Source code for sphot.run_sphot

#!python

description = '''run_sphot.py
Y.S.Murakami 2024 @ JHU
Run the basic sphot pipeline on a single galaxy.
This script automatically detects the running environment (e.g., Slurm array job or local machine) and switches the logging output accordingly.

Usage:
    run_sphot data_file.h5  [--out_folder=foldername] # run sphot on a new data file (option 1)
    run_sphot sphot_file.h5 --rerun_all      # rerun both basefit and scalefit (option 2)
    run_sphot sphot_file.h5 --continue       # continue scalefit on existing sphot file if necessary (option 3)
    run_sphot sphot_file.h5 --rerun_basefit  # rerun basefit on existing sphot file (option 4)
    run_sphot sphot_file.h5 --rerun_scalefit # rerun all scalefit on existing sphot file (option 5)
    run_sphot sphot_file.h5 --rerun_scalefit --filter=F555W # rerun specific filter 
    run_sphot sphot_file.h5 --photometry # run photometry on existing sphot file

Requirements:
    - for running the initial fit, a file PSFdata.h5 is required in the working directory. See documentation for the format.
    - fit parameters can be changed by placing sphot_config.toml in the working directory. If the file is not found, the default settings are used. See documentation for the format of the config file.

PROVIDED RECORDS -
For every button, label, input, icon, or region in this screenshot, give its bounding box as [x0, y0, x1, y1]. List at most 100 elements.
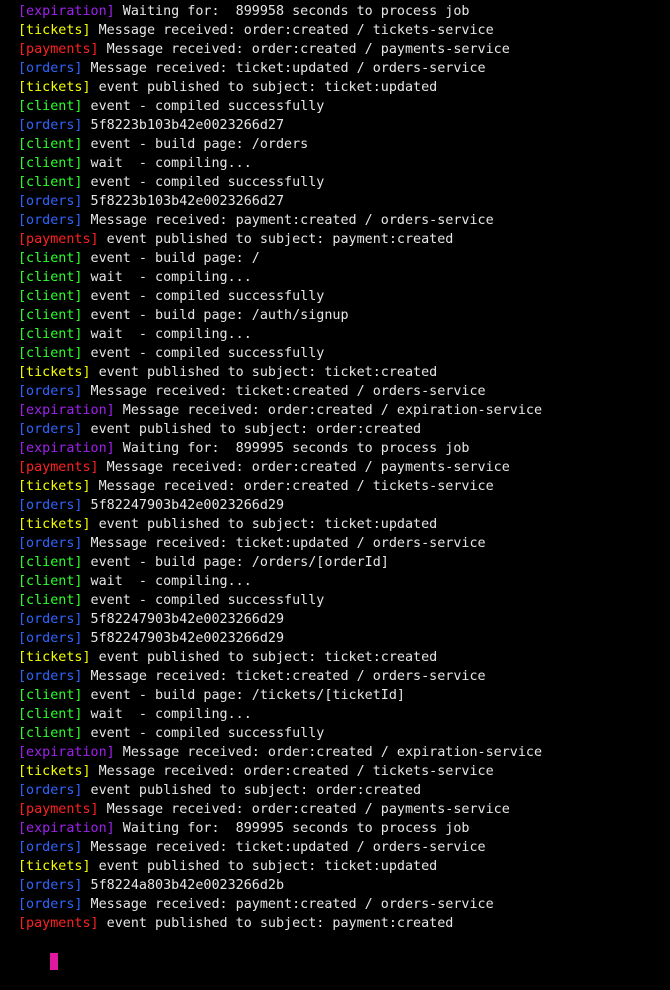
log-line-payments: [payments] Message received: order:creat… [18, 40, 670, 59]
service-tag-orders: [orders] [18, 498, 83, 513]
service-tag-payments: [payments] [18, 232, 99, 247]
log-message: event - build page: /orders [82, 137, 309, 152]
log-message: event - compiled successfully [82, 289, 325, 304]
log-line-client: [client] event - build page: /orders/[or… [18, 553, 670, 572]
log-line-orders: [orders] Message received: ticket:update… [18, 838, 670, 857]
log-line-orders: [orders] 5f82247903b42e0023266d29 [18, 610, 670, 629]
service-tag-orders: [orders] [18, 878, 83, 893]
log-message: Message received: ticket:created / order… [82, 669, 486, 684]
log-line-tickets: [tickets] event published to subject: ti… [18, 648, 670, 667]
log-line-expiration: [expiration] Waiting for: 899995 seconds… [18, 819, 670, 838]
service-tag-payments: [payments] [18, 460, 99, 475]
log-message: Message received: ticket:updated / order… [82, 840, 486, 855]
log-message: wait - compiling... [82, 270, 252, 285]
log-message: Message received: order:created / paymen… [98, 460, 510, 475]
log-message: event - compiled successfully [82, 726, 325, 741]
log-line-client: [client] wait - compiling... [18, 154, 670, 173]
log-line-orders: [orders] 5f8223b103b42e0023266d27 [18, 116, 670, 135]
log-message: event published to subject: ticket:updat… [90, 517, 438, 532]
log-message: event - compiled successfully [82, 175, 325, 190]
service-tag-client: [client] [18, 270, 83, 285]
log-message: Message received: order:created / ticket… [90, 764, 494, 779]
service-tag-orders: [orders] [18, 118, 83, 133]
log-message: 5f8223b103b42e0023266d27 [82, 194, 285, 209]
log-line-client: [client] event - compiled successfully [18, 287, 670, 306]
log-message: Waiting for: 899958 seconds to process j… [114, 4, 470, 19]
service-tag-orders: [orders] [18, 783, 83, 798]
log-line-payments: [payments] event published to subject: p… [18, 914, 670, 933]
service-tag-client: [client] [18, 726, 83, 741]
log-line-orders: [orders] Message received: payment:creat… [18, 211, 670, 230]
service-tag-orders: [orders] [18, 422, 83, 437]
log-line-client: [client] wait - compiling... [18, 325, 670, 344]
log-message: Message received: payment:created / orde… [82, 213, 494, 228]
service-tag-client: [client] [18, 289, 83, 304]
log-line-client: [client] event - compiled successfully [18, 97, 670, 116]
log-message: event published to subject: ticket:creat… [90, 650, 438, 665]
log-message: wait - compiling... [82, 327, 252, 342]
log-line-orders: [orders] 5f8224a803b42e0023266d2b [18, 876, 670, 895]
log-line-client: [client] event - build page: /tickets/[t… [18, 686, 670, 705]
log-message: event - compiled successfully [82, 346, 325, 361]
log-message: event published to subject: order:create… [82, 422, 422, 437]
service-tag-client: [client] [18, 137, 83, 152]
log-line-tickets: [tickets] Message received: order:create… [18, 21, 670, 40]
log-message: 5f8224a803b42e0023266d2b [82, 878, 285, 893]
log-line-client: [client] wait - compiling... [18, 705, 670, 724]
log-line-client: [client] wait - compiling... [18, 268, 670, 287]
log-message: event - build page: /orders/[orderId] [82, 555, 389, 570]
log-line-client: [client] event - build page: /auth/signu… [18, 306, 670, 325]
service-tag-client: [client] [18, 346, 83, 361]
log-message: event published to subject: ticket:creat… [90, 365, 438, 380]
service-tag-orders: [orders] [18, 536, 83, 551]
service-tag-client: [client] [18, 251, 83, 266]
service-tag-payments: [payments] [18, 42, 99, 57]
terminal-window[interactable]: [expiration] Waiting for: 899958 seconds… [0, 0, 670, 970]
service-tag-tickets: [tickets] [18, 650, 91, 665]
log-message: 5f82247903b42e0023266d29 [82, 631, 285, 646]
log-line-tickets: [tickets] event published to subject: ti… [18, 857, 670, 876]
service-tag-client: [client] [18, 156, 83, 171]
log-line-orders: [orders] Message received: ticket:update… [18, 534, 670, 553]
log-message: Message received: ticket:created / order… [82, 384, 486, 399]
log-message: Message received: order:created / ticket… [90, 479, 494, 494]
log-message: Message received: order:created / paymen… [98, 42, 510, 57]
prompt-line[interactable] [18, 933, 670, 970]
log-message: wait - compiling... [82, 574, 252, 589]
service-tag-expiration: [expiration] [18, 821, 115, 836]
service-tag-client: [client] [18, 707, 83, 722]
service-tag-client: [client] [18, 175, 83, 190]
log-message: 5f82247903b42e0023266d29 [82, 498, 285, 513]
service-tag-payments: [payments] [18, 802, 99, 817]
log-message: event - compiled successfully [82, 593, 325, 608]
service-tag-client: [client] [18, 99, 83, 114]
log-message: event published to subject: payment:crea… [98, 232, 454, 247]
log-line-tickets: [tickets] event published to subject: ti… [18, 363, 670, 382]
terminal-cursor [50, 953, 59, 970]
log-message: event published to subject: ticket:updat… [90, 859, 438, 874]
log-message: Message received: order:created / expira… [114, 745, 543, 760]
service-tag-tickets: [tickets] [18, 80, 91, 95]
log-message: event published to subject: payment:crea… [98, 916, 454, 931]
service-tag-orders: [orders] [18, 897, 83, 912]
service-tag-tickets: [tickets] [18, 23, 91, 38]
log-line-expiration: [expiration] Message received: order:cre… [18, 401, 670, 420]
log-line-payments: [payments] Message received: order:creat… [18, 458, 670, 477]
log-line-orders: [orders] Message received: ticket:create… [18, 382, 670, 401]
log-line-expiration: [expiration] Waiting for: 899995 seconds… [18, 439, 670, 458]
log-line-orders: [orders] event published to subject: ord… [18, 420, 670, 439]
log-message: Message received: ticket:updated / order… [82, 61, 486, 76]
service-tag-orders: [orders] [18, 840, 83, 855]
log-line-orders: [orders] Message received: ticket:create… [18, 667, 670, 686]
service-tag-tickets: [tickets] [18, 479, 91, 494]
log-line-tickets: [tickets] Message received: order:create… [18, 477, 670, 496]
service-tag-expiration: [expiration] [18, 441, 115, 456]
service-tag-client: [client] [18, 574, 83, 589]
service-tag-client: [client] [18, 327, 83, 342]
log-message: wait - compiling... [82, 156, 252, 171]
log-line-orders: [orders] 5f8223b103b42e0023266d27 [18, 192, 670, 211]
log-message: event published to subject: ticket:updat… [90, 80, 438, 95]
service-tag-orders: [orders] [18, 61, 83, 76]
log-line-tickets: [tickets] event published to subject: ti… [18, 515, 670, 534]
service-tag-client: [client] [18, 555, 83, 570]
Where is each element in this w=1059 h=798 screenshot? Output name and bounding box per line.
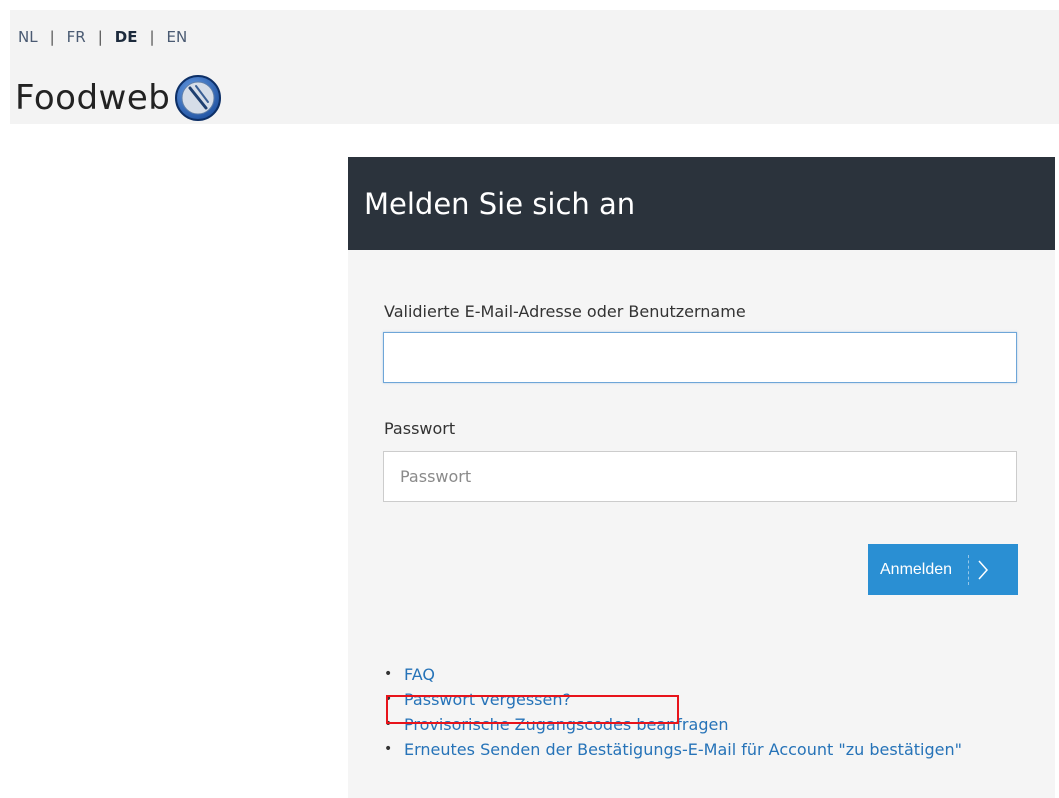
lang-separator: | [149, 28, 155, 46]
help-links: • FAQ • Passwort vergessen? • Provisoris… [384, 662, 962, 762]
bullet: • [384, 691, 393, 707]
request-temporary-codes-link[interactable]: Provisorische Zugangscodes beanfragen [404, 712, 728, 737]
username-input[interactable] [383, 332, 1017, 383]
bullet: • [384, 716, 393, 732]
page-title: Melden Sie sich an [364, 186, 636, 221]
login-panel-header: Melden Sie sich an [348, 157, 1055, 250]
chevron-right-icon [978, 560, 989, 579]
password-label: Passwort [384, 419, 456, 438]
button-divider [968, 554, 970, 585]
list-item: • Erneutes Senden der Bestätigungs-E-Mai… [384, 737, 962, 762]
lang-fr[interactable]: FR [67, 28, 86, 46]
list-item: • Provisorische Zugangscodes beanfragen [384, 712, 962, 737]
fork-knife-icon [175, 75, 222, 121]
list-item: • Passwort vergessen? [384, 687, 962, 712]
forgot-password-link[interactable]: Passwort vergessen? [404, 687, 571, 712]
logo[interactable]: Foodweb [15, 74, 222, 122]
login-button-label: Anmelden [880, 560, 953, 578]
lang-de[interactable]: DE [115, 28, 138, 46]
lang-separator: | [49, 28, 55, 46]
resend-confirmation-link[interactable]: Erneutes Senden der Bestätigungs-E-Mail … [404, 737, 962, 762]
bullet: • [384, 741, 393, 757]
password-input[interactable] [383, 451, 1017, 502]
logo-text: Foodweb [15, 78, 171, 118]
list-item: • FAQ [384, 662, 962, 687]
login-panel: Melden Sie sich an Validierte E-Mail-Adr… [348, 157, 1055, 798]
lang-nl[interactable]: NL [18, 28, 38, 46]
login-button[interactable]: Anmelden [868, 544, 1018, 595]
site-header: NL | FR | DE | EN Foodweb [10, 10, 1059, 124]
username-label: Validierte E-Mail-Adresse oder Benutzern… [384, 302, 746, 321]
lang-separator: | [97, 28, 103, 46]
language-switcher: NL | FR | DE | EN [18, 28, 187, 46]
lang-en[interactable]: EN [167, 28, 188, 46]
bullet: • [384, 666, 393, 682]
faq-link[interactable]: FAQ [404, 662, 435, 687]
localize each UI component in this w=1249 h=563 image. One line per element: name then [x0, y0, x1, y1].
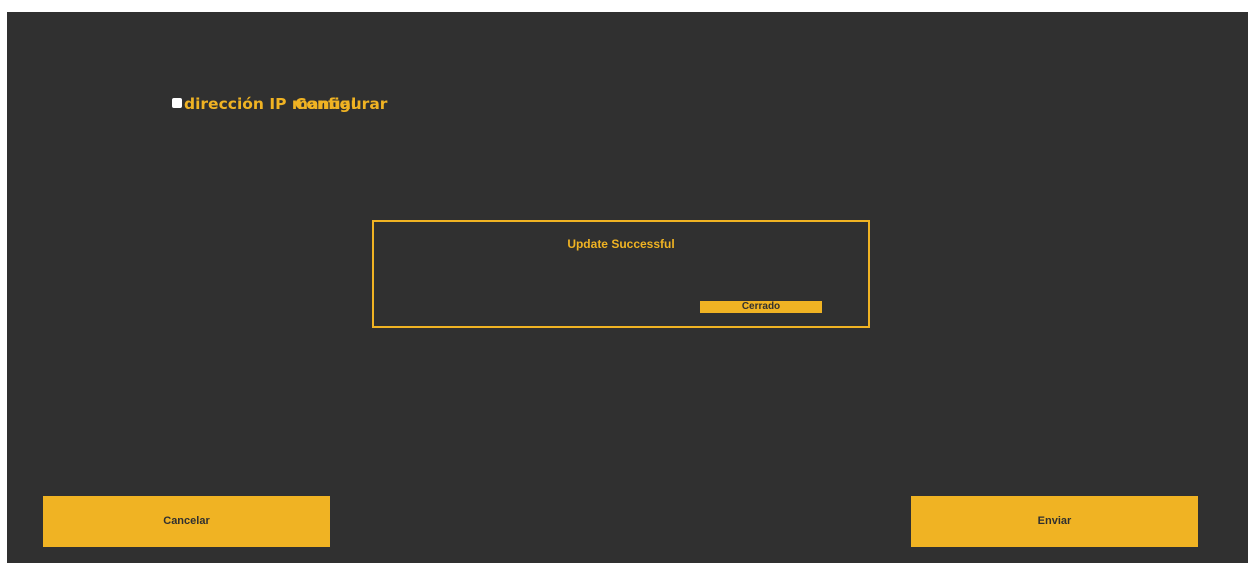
configure-label: Configurar [295, 95, 388, 113]
manual-ip-checkbox[interactable] [172, 98, 182, 108]
dialog-message: Update Successful [567, 237, 675, 251]
manual-ip-row: dirección IP manual Configurar [172, 94, 432, 114]
config-screen: dirección IP manual Configurar Update Su… [7, 12, 1248, 563]
cancel-button[interactable]: Cancelar [43, 496, 330, 547]
close-button[interactable]: Cerrado [700, 301, 822, 313]
submit-button[interactable]: Enviar [911, 496, 1198, 547]
update-dialog: Update Successful Cerrado [372, 220, 870, 328]
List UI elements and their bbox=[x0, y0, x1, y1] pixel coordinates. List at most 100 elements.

GOALS -
(1) Put the records from the line containing "configure-label: Configurar [295, 95, 388, 113]" through the end of the records into a Markdown table with columns Row and Entry, leaving out blank lines.
(2) Give a continuation of the run_sphot source code from the point where it stops.
The source code and the records come from unrelated sources.

RESULTS OF THE EXERCISE -
(1)
| Row | Entry |
|---|---|
| 1 | configure-label: Configurar [295, 95, 388, 113] |
| 2 | manual-ip-checkbox[interactable] [172, 98, 182, 108] |
| 3 | dialog-message: Update Successful [567, 237, 675, 251] |
| 4 | manual-ip-row: dirección IP manual Configurar [172, 94, 432, 114] |
| 5 | config-screen: dirección IP manual Configurar Update Su… [7, 12, 1248, 563] |
| 6 | cancel-button[interactable]: Cancelar [43, 496, 330, 547] |
| 7 | close-button[interactable]: Cerrado [700, 301, 822, 313] |
| 8 | submit-button[interactable]: Enviar [911, 496, 1198, 547] |
| 9 | update-dialog: Update Successful Cerrado [372, 220, 870, 328] |
| 10 | List UI elements and their bbox=[x0, y0, x1, y1] pixel coordinates. List at most 100 elements. |

(2)
'''

# minimum import in case --help is called
import sys
if '--help' in sys.argv:
    print(description)
    sys.exit()
        
# import everything else needed to actually run sphot
import os
import numpy as np
from sphot.utils import load_and_crop
from sphot.core import run_basefit, run_aperphot, logger
from sphot.data import read_sphot_h5
from sphot.parallel import parallel_scalefit
from .config import config
global config
    

[docs]
def main():
    ''' main module of run_sphot.py: this is called when run_sphot is called from the command line 
    (installed via project.scripts in pyproject.toml)'''
    # parse command line arguments
    datafiles, kwargs = argv_to_kwargs(sys.argv)
                
    # switch logging option based on how this file is running
    console_wrapper = prep_console_wrapper(force_standard_output=kwargs['force_standard_output'])
            
    # run sphot
    kwargs['plot'] = False
    for datafile in datafiles:
        console_wrapper(run_sphot,datafile=datafile,**kwargs)

    
if __name__ == '__main__':

    os.environ.setdefault("OMP_NUM_THREADS", "1")
    os.environ.setdefault("MKL_NUM_THREADS", "1")
    os.environ.setdefault("OPENBLAS_NUM_THREADS", "1")
    os.environ.setdefault("NUMEXPR_NUM_THREADS", "1")

    main()
    
# -----------------------------------------------------
# run_sphot main modules
#  - argv_to_kwargs: parse command line arguments and convert them to keyword arguments
#  - run_sphot: the main function to run sphot
#  - prep_console_wrapper: a wrapper function to switch the logging output based on the running environment
# -----------------------------------------------------


    

[docs]
def argv_to_kwargs(args):
    # default options
    initial_run = True
    rerun_basefit = False
    continue_scalefit = False
    rerun_scalefit = False
    photometry = False
    force_standard_output = False
    filters_to_fit = config['prep']['filters'].copy()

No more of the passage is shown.